## Given instruction
Reproduce the listing below word for word, with no pictures.

## Entries
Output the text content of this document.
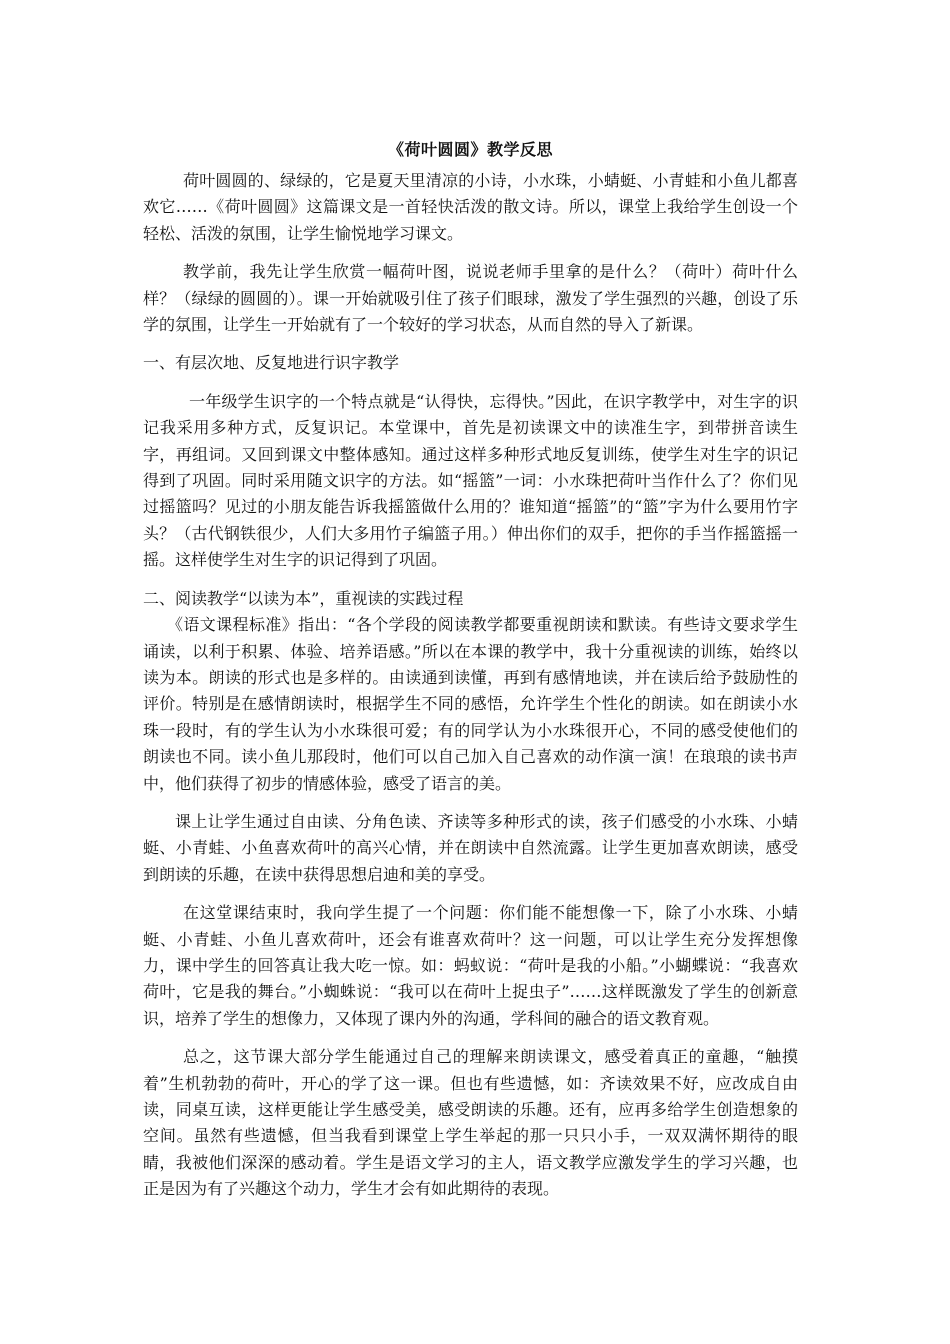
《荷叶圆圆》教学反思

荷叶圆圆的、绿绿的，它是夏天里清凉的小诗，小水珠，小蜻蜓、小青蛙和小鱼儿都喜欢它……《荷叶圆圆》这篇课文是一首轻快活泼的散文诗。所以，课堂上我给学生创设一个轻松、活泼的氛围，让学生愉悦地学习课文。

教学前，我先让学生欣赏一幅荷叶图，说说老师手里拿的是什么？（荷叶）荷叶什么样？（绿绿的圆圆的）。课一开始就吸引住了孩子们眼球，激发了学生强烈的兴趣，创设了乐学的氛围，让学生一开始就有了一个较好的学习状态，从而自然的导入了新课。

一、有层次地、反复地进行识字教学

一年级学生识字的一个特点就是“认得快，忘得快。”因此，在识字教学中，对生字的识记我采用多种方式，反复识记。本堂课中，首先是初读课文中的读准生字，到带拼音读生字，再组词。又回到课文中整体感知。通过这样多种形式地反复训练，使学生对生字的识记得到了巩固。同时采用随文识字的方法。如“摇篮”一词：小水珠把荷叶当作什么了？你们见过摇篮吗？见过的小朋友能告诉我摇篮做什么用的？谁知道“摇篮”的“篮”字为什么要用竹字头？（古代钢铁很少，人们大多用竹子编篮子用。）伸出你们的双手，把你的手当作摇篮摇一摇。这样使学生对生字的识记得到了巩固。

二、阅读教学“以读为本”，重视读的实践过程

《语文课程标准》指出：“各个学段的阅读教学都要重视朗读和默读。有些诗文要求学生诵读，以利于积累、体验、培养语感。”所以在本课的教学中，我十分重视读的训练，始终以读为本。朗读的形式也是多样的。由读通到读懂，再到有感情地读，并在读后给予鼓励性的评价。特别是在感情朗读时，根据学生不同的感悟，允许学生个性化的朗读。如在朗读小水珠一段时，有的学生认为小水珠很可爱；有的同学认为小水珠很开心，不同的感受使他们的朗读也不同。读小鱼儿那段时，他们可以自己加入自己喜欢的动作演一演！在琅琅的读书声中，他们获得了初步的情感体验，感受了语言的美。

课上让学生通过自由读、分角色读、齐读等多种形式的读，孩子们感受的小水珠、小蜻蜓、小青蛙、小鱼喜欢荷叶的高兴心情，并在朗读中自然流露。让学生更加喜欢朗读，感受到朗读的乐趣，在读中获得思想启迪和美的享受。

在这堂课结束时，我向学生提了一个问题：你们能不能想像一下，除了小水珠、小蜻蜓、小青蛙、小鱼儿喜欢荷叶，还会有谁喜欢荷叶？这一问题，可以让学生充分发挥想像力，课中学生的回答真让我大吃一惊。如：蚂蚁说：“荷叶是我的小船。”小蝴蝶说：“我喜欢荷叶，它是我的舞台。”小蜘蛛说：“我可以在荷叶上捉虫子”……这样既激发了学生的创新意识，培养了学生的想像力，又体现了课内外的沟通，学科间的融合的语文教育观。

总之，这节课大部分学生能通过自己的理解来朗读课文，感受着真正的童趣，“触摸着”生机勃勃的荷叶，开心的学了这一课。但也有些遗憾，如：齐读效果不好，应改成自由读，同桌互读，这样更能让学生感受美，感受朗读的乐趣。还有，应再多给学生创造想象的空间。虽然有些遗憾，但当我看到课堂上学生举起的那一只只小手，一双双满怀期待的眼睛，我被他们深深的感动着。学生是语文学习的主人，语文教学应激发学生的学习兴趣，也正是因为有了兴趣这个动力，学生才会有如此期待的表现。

## Response to the exercise
Output the text content of this document.
《荷叶圆圆》教学反思

荷叶圆圆的、绿绿的，它是夏天里清凉的小诗，小水珠，小蜻蜓、小青蛙和小鱼儿都喜欢它……《荷叶圆圆》这篇课文是一首轻快活泼的散文诗。所以，课堂上我给学生创设一个轻松、活泼的氛围，让学生愉悦地学习课文。

教学前，我先让学生欣赏一幅荷叶图，说说老师手里拿的是什么？（荷叶）荷叶什么样？（绿绿的圆圆的）。课一开始就吸引住了孩子们眼球，激发了学生强烈的兴趣，创设了乐学的氛围，让学生一开始就有了一个较好的学习状态，从而自然的导入了新课。

一、有层次地、反复地进行识字教学

一年级学生识字的一个特点就是“认得快，忘得快。”因此，在识字教学中，对生字的识记我采用多种方式，反复识记。本堂课中，首先是初读课文中的读准生字，到带拼音读生字，再组词。又回到课文中整体感知。通过这样多种形式地反复训练，使学生对生字的识记得到了巩固。同时采用随文识字的方法。如“摇篮”一词：小水珠把荷叶当作什么了？你们见过摇篮吗？见过的小朋友能告诉我摇篮做什么用的？谁知道“摇篮”的“篮”字为什么要用竹字头？（古代钢铁很少，人们大多用竹子编篮子用。）伸出你们的双手，把你的手当作摇篮摇一摇。这样使学生对生字的识记得到了巩固。

二、阅读教学“以读为本”，重视读的实践过程

《语文课程标准》指出：“各个学段的阅读教学都要重视朗读和默读。有些诗文要求学生诵读，以利于积累、体验、培养语感。”所以在本课的教学中，我十分重视读的训练，始终以读为本。朗读的形式也是多样的。由读通到读懂，再到有感情地读，并在读后给予鼓励性的评价。特别是在感情朗读时，根据学生不同的感悟，允许学生个性化的朗读。如在朗读小水珠一段时，有的学生认为小水珠很可爱；有的同学认为小水珠很开心，不同的感受使他们的朗读也不同。读小鱼儿那段时，他们可以自己加入自己喜欢的动作演一演！在琅琅的读书声中，他们获得了初步的情感体验，感受了语言的美。

课上让学生通过自由读、分角色读、齐读等多种形式的读，孩子们感受的小水珠、小蜻蜓、小青蛙、小鱼喜欢荷叶的高兴心情，并在朗读中自然流露。让学生更加喜欢朗读，感受到朗读的乐趣，在读中获得思想启迪和美的享受。

在这堂课结束时，我向学生提了一个问题：你们能不能想像一下，除了小水珠、小蜻蜓、小青蛙、小鱼儿喜欢荷叶，还会有谁喜欢荷叶？这一问题，可以让学生充分发挥想像力，课中学生的回答真让我大吃一惊。如：蚂蚁说：“荷叶是我的小船。”小蝴蝶说：“我喜欢荷叶，它是我的舞台。”小蜘蛛说：“我可以在荷叶上捉虫子”……这样既激发了学生的创新意识，培养了学生的想像力，又体现了课内外的沟通，学科间的融合的语文教育观。

总之，这节课大部分学生能通过自己的理解来朗读课文，感受着真正的童趣，“触摸着”生机勃勃的荷叶，开心的学了这一课。但也有些遗憾，如：齐读效果不好，应改成自由读，同桌互读，这样更能让学生感受美，感受朗读的乐趣。还有，应再多给学生创造想象的空间。虽然有些遗憾，但当我看到课堂上学生举起的那一只只小手，一双双满怀期待的眼睛，我被他们深深的感动着。学生是语文学习的主人，语文教学应激发学生的学习兴趣，也正是因为有了兴趣这个动力，学生才会有如此期待的表现。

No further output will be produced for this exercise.